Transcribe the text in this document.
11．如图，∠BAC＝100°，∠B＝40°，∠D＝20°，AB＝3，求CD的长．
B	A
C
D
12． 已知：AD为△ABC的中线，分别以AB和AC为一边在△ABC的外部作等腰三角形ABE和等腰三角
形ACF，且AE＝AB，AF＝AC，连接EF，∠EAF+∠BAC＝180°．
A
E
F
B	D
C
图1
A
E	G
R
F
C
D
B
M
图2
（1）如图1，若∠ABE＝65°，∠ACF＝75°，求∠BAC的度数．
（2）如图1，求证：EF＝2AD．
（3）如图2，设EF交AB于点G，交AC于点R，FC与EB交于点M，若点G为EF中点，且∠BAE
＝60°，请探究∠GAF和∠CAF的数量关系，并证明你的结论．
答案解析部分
------
EXERCISE AIM →
Retype the whole listing above exactly.

FINAL ANSWER →
Transcribe the text in this document.
11．如图，∠BAC＝100°，∠B＝40°，∠D＝20°，AB＝3，求CD的长．
B	A
C
D
12． 已知：AD为△ABC的中线，分别以AB和AC为一边在△ABC的外部作等腰三角形ABE和等腰三角
形ACF，且AE＝AB，AF＝AC，连接EF，∠EAF+∠BAC＝180°．
A
E
F
B	D
C
图1
A
E	G
R
F
C
D
B
M
图2
（1）如图1，若∠ABE＝65°，∠ACF＝75°，求∠BAC的度数．
（2）如图1，求证：EF＝2AD．
（3）如图2，设EF交AB于点G，交AC于点R，FC与EB交于点M，若点G为EF中点，且∠BAE
＝60°，请探究∠GAF和∠CAF的数量关系，并证明你的结论．
答案解析部分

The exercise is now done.